Records from a collection:
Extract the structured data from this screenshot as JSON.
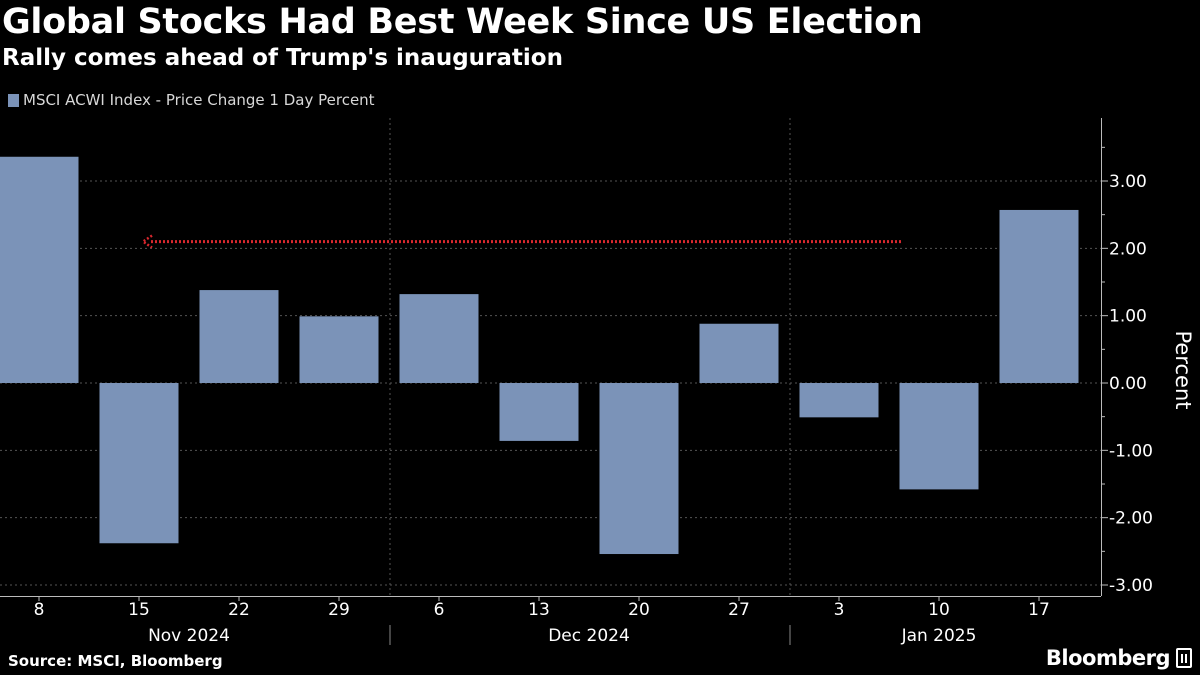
{
  "title": "Global Stocks Had Best Week Since US Election",
  "subtitle": "Rally comes ahead of Trump's inauguration",
  "source": "Source: MSCI, Bloomberg",
  "brand": "Bloomberg",
  "colors": {
    "background": "#000000",
    "bar": "#7b93b8",
    "arrow": "#d9272e",
    "grid": "#555555",
    "text": "#ffffff"
  },
  "chart_data": {
    "type": "bar",
    "legend": "MSCI ACWI Index - Price Change 1 Day Percent",
    "categories": [
      "8",
      "15",
      "22",
      "29",
      "6",
      "13",
      "20",
      "27",
      "3",
      "10",
      "17"
    ],
    "month_groups": [
      {
        "label": "Nov 2024",
        "categories": [
          "8",
          "15",
          "22",
          "29"
        ]
      },
      {
        "label": "Dec 2024",
        "categories": [
          "6",
          "13",
          "20",
          "27"
        ]
      },
      {
        "label": "Jan 2025",
        "categories": [
          "3",
          "10",
          "17"
        ]
      }
    ],
    "values": [
      3.36,
      -2.38,
      1.38,
      0.99,
      1.32,
      -0.86,
      -2.54,
      0.88,
      -0.51,
      -1.58,
      2.57
    ],
    "ylabel": "Percent",
    "ylim": [
      -3.0,
      3.9
    ],
    "yticks": [
      3.0,
      2.0,
      1.0,
      0.0,
      -1.0,
      -2.0,
      -3.0
    ],
    "ytick_labels": [
      "3.00",
      "2.00",
      "1.00",
      "0.00",
      "-1.00",
      "-2.00",
      "-3.00"
    ],
    "y_axis_side": "right",
    "grid": "dotted",
    "annotation": {
      "type": "arrow",
      "y": 2.1,
      "from_category": "17",
      "to_category": "15",
      "direction": "left"
    }
  }
}
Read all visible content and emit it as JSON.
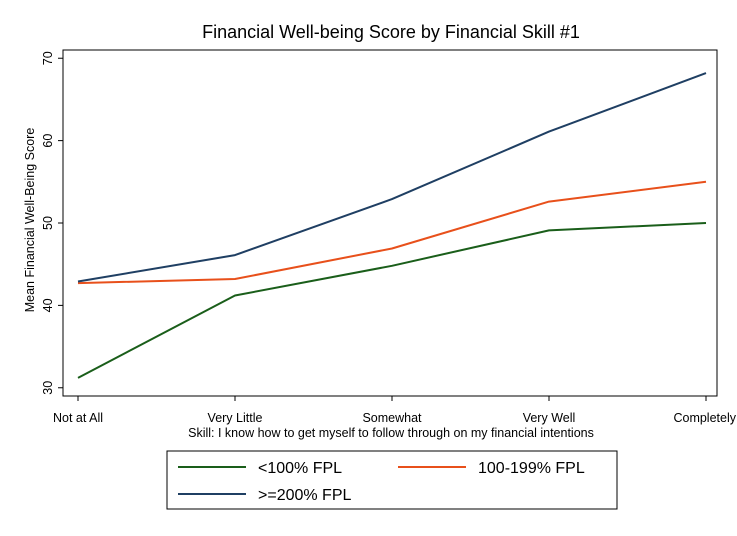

AIM – Leave out the pictures and give the rest of the records again exactly.

ANSWER TO THIS PROBLEM –
Extract the structured data from this screenshot as JSON.
{
  "title": "Global Stocks Had Best Week Since US Election",
  "subtitle": "Rally comes ahead of Trump's inauguration",
  "source": "Source: MSCI, Bloomberg",
  "brand": "Bloomberg",
  "colors": {
    "background": "#000000",
    "bar": "#7b93b8",
    "arrow": "#d9272e",
    "grid": "#555555",
    "text": "#ffffff"
  },
  "chart_data": {
    "type": "bar",
    "legend": "MSCI ACWI Index - Price Change 1 Day Percent",
    "categories": [
      "8",
      "15",
      "22",
      "29",
      "6",
      "13",
      "20",
      "27",
      "3",
      "10",
      "17"
    ],
    "month_groups": [
      {
        "label": "Nov 2024",
        "categories": [
          "8",
          "15",
          "22",
          "29"
        ]
      },
      {
        "label": "Dec 2024",
        "categories": [
          "6",
          "13",
          "20",
          "27"
        ]
      },
      {
        "label": "Jan 2025",
        "categories": [
          "3",
          "10",
          "17"
        ]
      }
    ],
    "values": [
      3.36,
      -2.38,
      1.38,
      0.99,
      1.32,
      -0.86,
      -2.54,
      0.88,
      -0.51,
      -1.58,
      2.57
    ],
    "ylabel": "Percent",
    "ylim": [
      -3.0,
      3.9
    ],
    "yticks": [
      3.0,
      2.0,
      1.0,
      0.0,
      -1.0,
      -2.0,
      -3.0
    ],
    "ytick_labels": [
      "3.00",
      "2.00",
      "1.00",
      "0.00",
      "-1.00",
      "-2.00",
      "-3.00"
    ],
    "y_axis_side": "right",
    "grid": "dotted",
    "annotation": {
      "type": "arrow",
      "y": 2.1,
      "from_category": "17",
      "to_category": "15",
      "direction": "left"
    }
  }
}
Read all visible content and emit it as JSON.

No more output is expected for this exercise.